Data entries
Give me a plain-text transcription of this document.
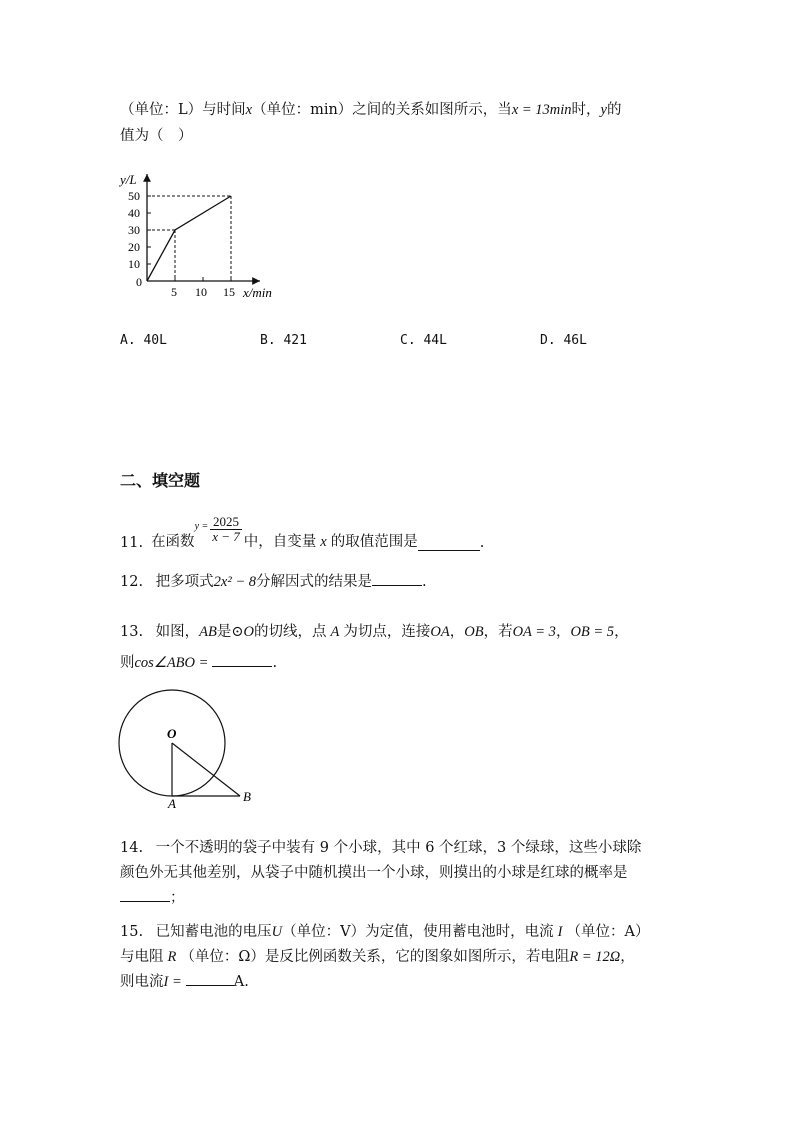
（单位：L）与时间x（单位：min）之间的关系如图所示，当x = 13min时，y的
值为（　）
y/L
x/min
0
10
20
30
40
50
5 10 15
A. 40L	B. 421	C. 44L	D. 46L
二、填空题
11. 在函数
$y = \frac{2025}{x - 7}$ 中，自变量 x 的取值范围是	.
12. 把多项式2x² − 8分解因式的结果是	.
13. 如图，AB是⊙O的切线，点 A 为切点，连接OA，OB，若OA = 3，OB = 5，
则cos∠ABO =	.
O
A	B
14. 一个不透明的袋子中装有 9 个小球，其中 6 个红球，3 个绿球，这些小球除
颜色外无其他差别，从袋子中随机摸出一个小球，则摸出的小球是红球的概率是
；
15. 已知蓄电池的电压U（单位：V）为定值，使用蓄电池时，电流 I （单位：A）
与电阻 R （单位：Ω）是反比例函数关系，它的图象如图所示，若电阻R = 12Ω，
则电流I =	A.
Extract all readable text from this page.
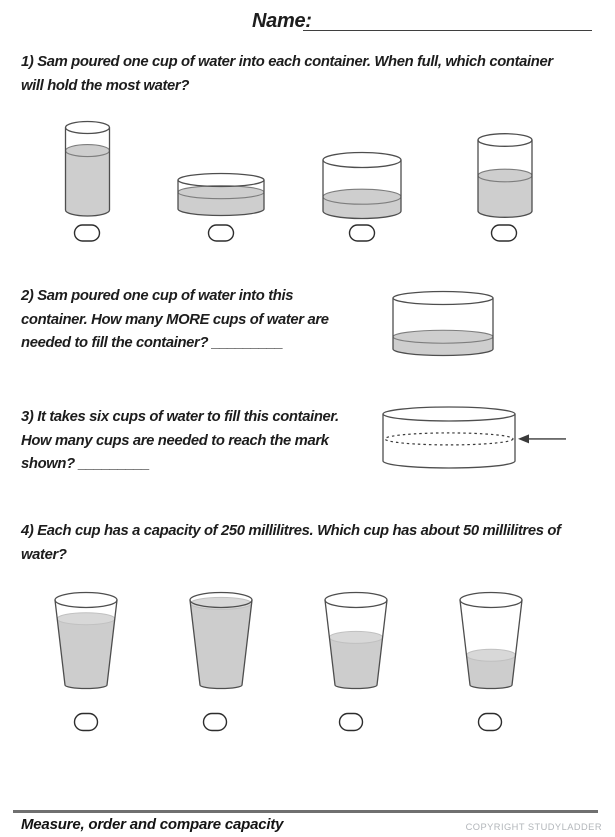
Name:
1) Sam poured one cup of water into each container. When full, which container
will hold the most water?
2) Sam poured one cup of water into this
container. How many MORE cups of water are
needed to fill the container? _________
3) It takes six cups of water to fill this container.
How many cups are needed to reach the mark
shown? _________
4) Each cup has a capacity of 250 millilitres. Which cup has about 50 millilitres of
water?
Measure, order and compare capacity	COPYRIGHT STUDYLADDER
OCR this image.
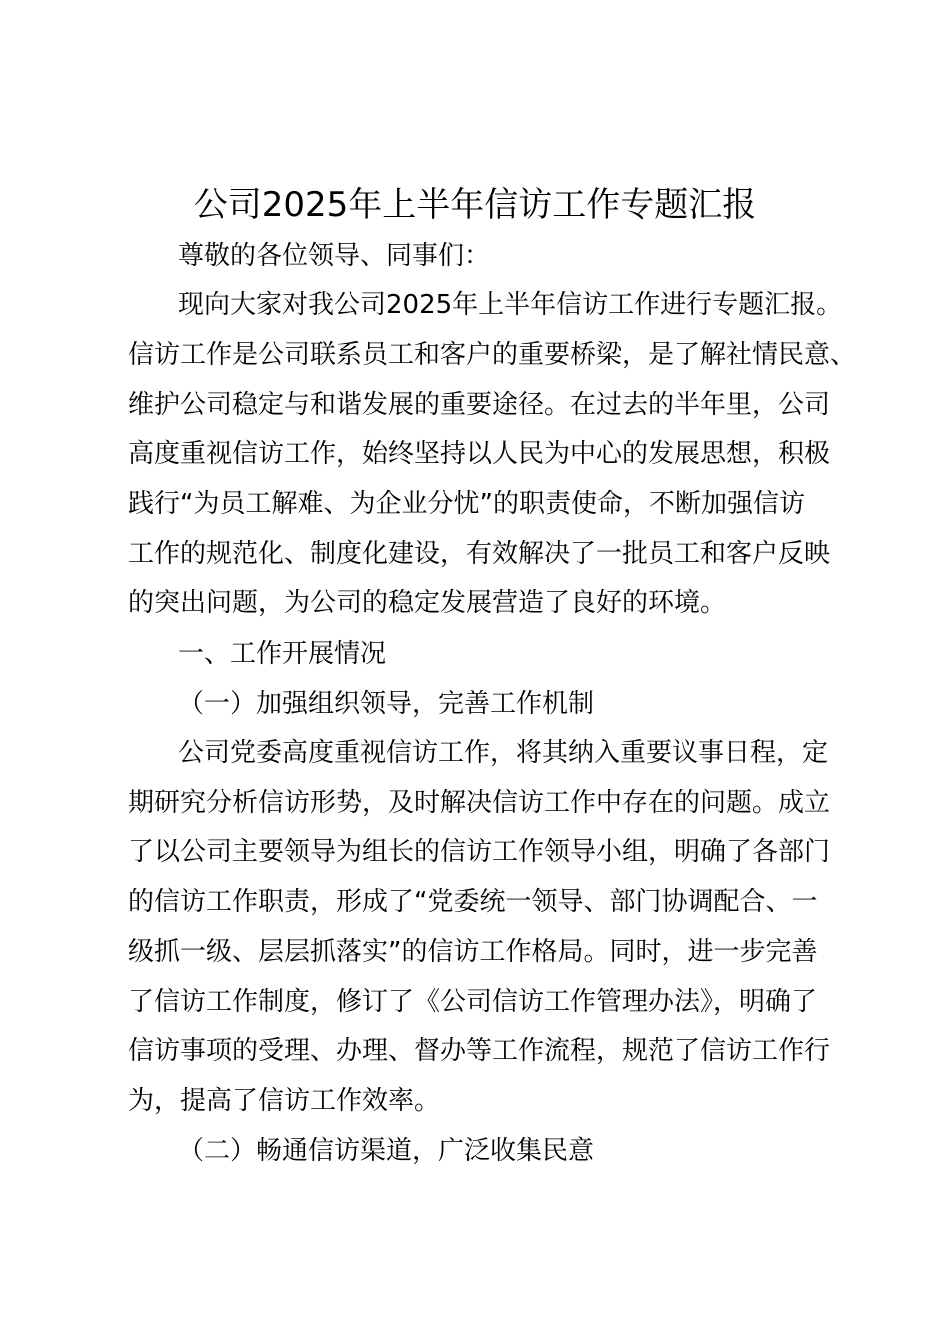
公司2025年上半年信访工作专题汇报
尊敬的各位领导、同事们：
现向大家对我公司2025年上半年信访工作进行专题汇报。
信访工作是公司联系员工和客户的重要桥梁，是了解社情民意、
维护公司稳定与和谐发展的重要途径。在过去的半年里，公司
高度重视信访工作，始终坚持以人民为中心的发展思想，积极
践行“为员工解难、为企业分忧”的职责使命，不断加强信访
工作的规范化、制度化建设，有效解决了一批员工和客户反映
的突出问题，为公司的稳定发展营造了良好的环境。
一、工作开展情况
（一）加强组织领导，完善工作机制
公司党委高度重视信访工作，将其纳入重要议事日程，定
期研究分析信访形势，及时解决信访工作中存在的问题。成立
了以公司主要领导为组长的信访工作领导小组，明确了各部门
的信访工作职责，形成了“党委统一领导、部门协调配合、一
级抓一级、层层抓落实”的信访工作格局。同时，进一步完善
了信访工作制度，修订了《公司信访工作管理办法》，明确了
信访事项的受理、办理、督办等工作流程，规范了信访工作行
为，提高了信访工作效率。
（二）畅通信访渠道，广泛收集民意
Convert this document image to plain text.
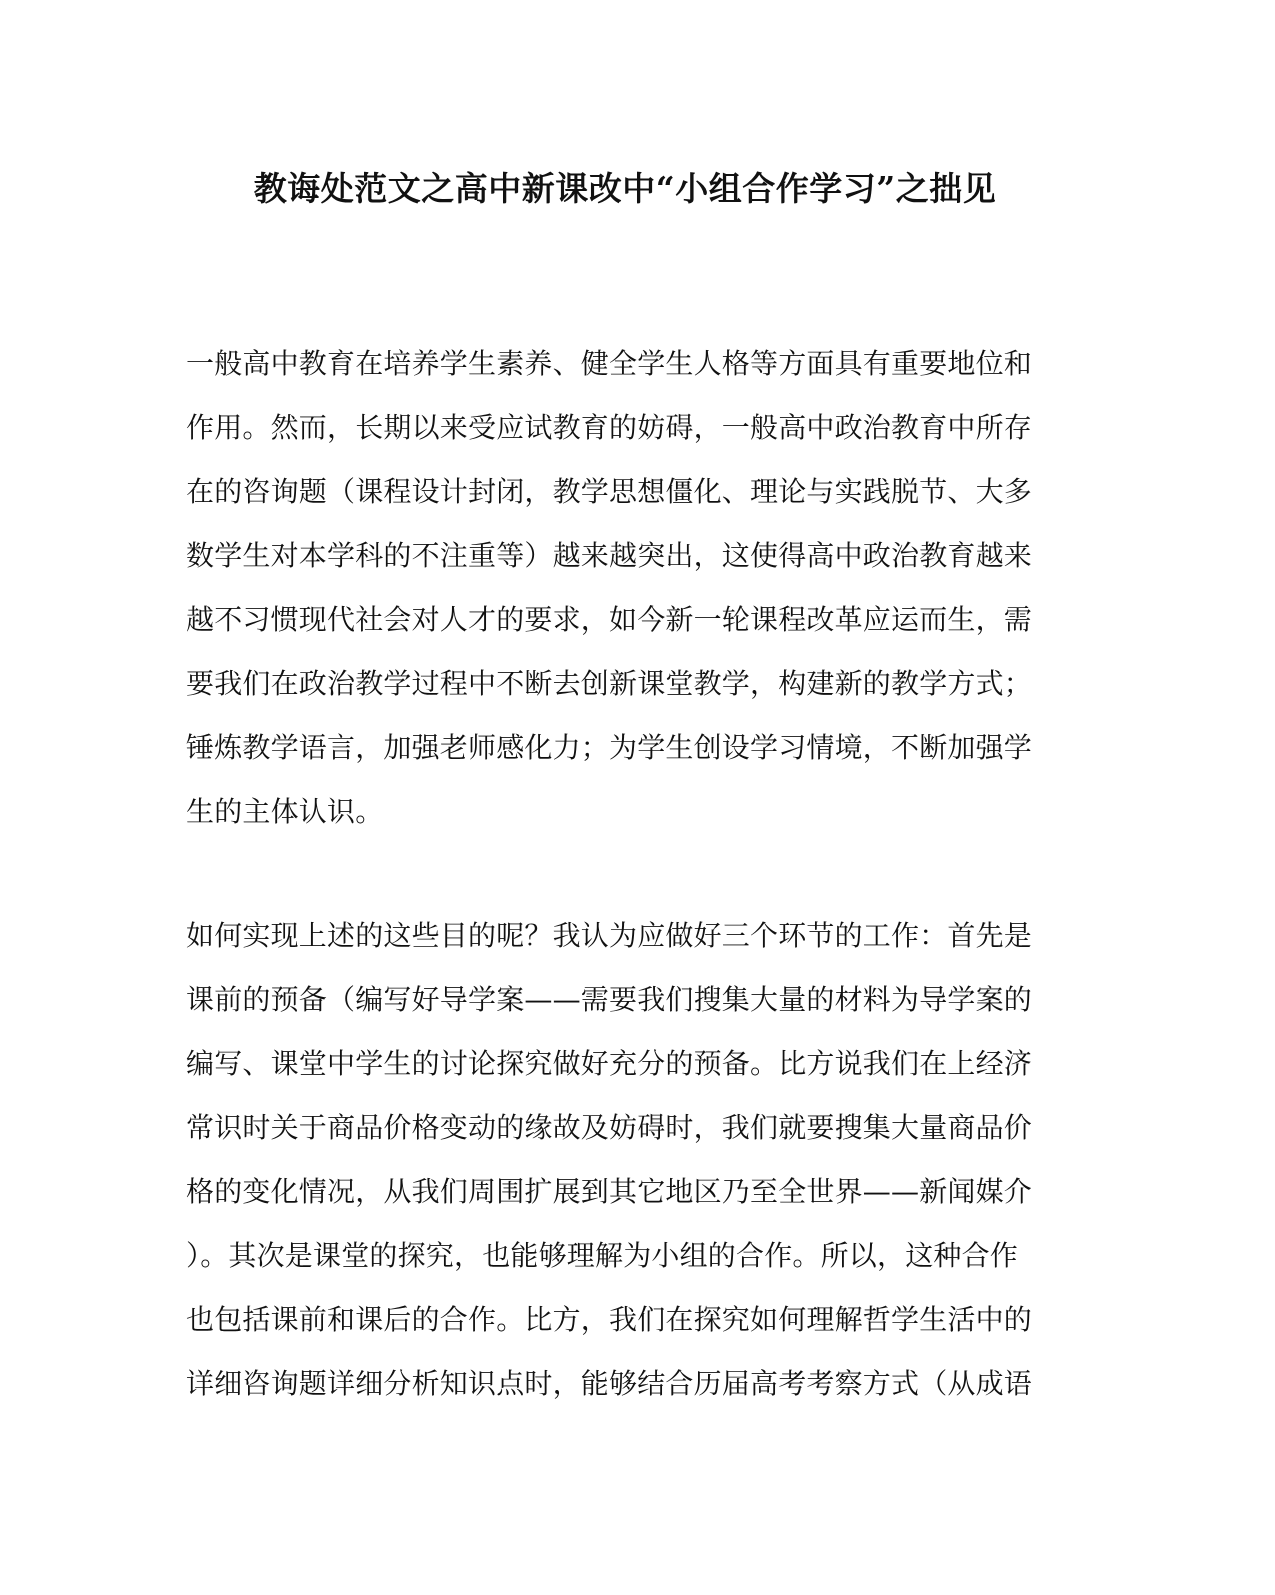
教诲处范文之高中新课改中“小组合作学习”之拙见
一般高中教育在培养学生素养、健全学生人格等方面具有重要地位和
作用。然而，长期以来受应试教育的妨碍，一般高中政治教育中所存
在的咨询题（课程设计封闭，教学思想僵化、理论与实践脱节、大多
数学生对本学科的不注重等）越来越突出，这使得高中政治教育越来
越不习惯现代社会对人才的要求，如今新一轮课程改革应运而生，需
要我们在政治教学过程中不断去创新课堂教学，构建新的教学方式；
锤炼教学语言，加强老师感化力；为学生创设学习情境，不断加强学
生的主体认识。
如何实现上述的这些目的呢？我认为应做好三个环节的工作：首先是
课前的预备（编写好导学案——需要我们搜集大量的材料为导学案的
编写、课堂中学生的讨论探究做好充分的预备。比方说我们在上经济
常识时关于商品价格变动的缘故及妨碍时，我们就要搜集大量商品价
格的变化情况，从我们周围扩展到其它地区乃至全世界——新闻媒介
）。其次是课堂的探究，也能够理解为小组的合作。所以，这种合作
也包括课前和课后的合作。比方，我们在探究如何理解哲学生活中的
详细咨询题详细分析知识点时，能够结合历届高考考察方式（从成语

**Goal:** Using the records above, copy exactly and only the lines from the line with "Convert this document image to plain text." through the end, both included; leave every picture out.

**Finished task:**
Convert this document image to plain text.
教诲处范文之高中新课改中“小组合作学习”之拙见
一般高中教育在培养学生素养、健全学生人格等方面具有重要地位和
作用。然而，长期以来受应试教育的妨碍，一般高中政治教育中所存
在的咨询题（课程设计封闭，教学思想僵化、理论与实践脱节、大多
数学生对本学科的不注重等）越来越突出，这使得高中政治教育越来
越不习惯现代社会对人才的要求，如今新一轮课程改革应运而生，需
要我们在政治教学过程中不断去创新课堂教学，构建新的教学方式；
锤炼教学语言，加强老师感化力；为学生创设学习情境，不断加强学
生的主体认识。
如何实现上述的这些目的呢？我认为应做好三个环节的工作：首先是
课前的预备（编写好导学案——需要我们搜集大量的材料为导学案的
编写、课堂中学生的讨论探究做好充分的预备。比方说我们在上经济
常识时关于商品价格变动的缘故及妨碍时，我们就要搜集大量商品价
格的变化情况，从我们周围扩展到其它地区乃至全世界——新闻媒介
）。其次是课堂的探究，也能够理解为小组的合作。所以，这种合作
也包括课前和课后的合作。比方，我们在探究如何理解哲学生活中的
详细咨询题详细分析知识点时，能够结合历届高考考察方式（从成语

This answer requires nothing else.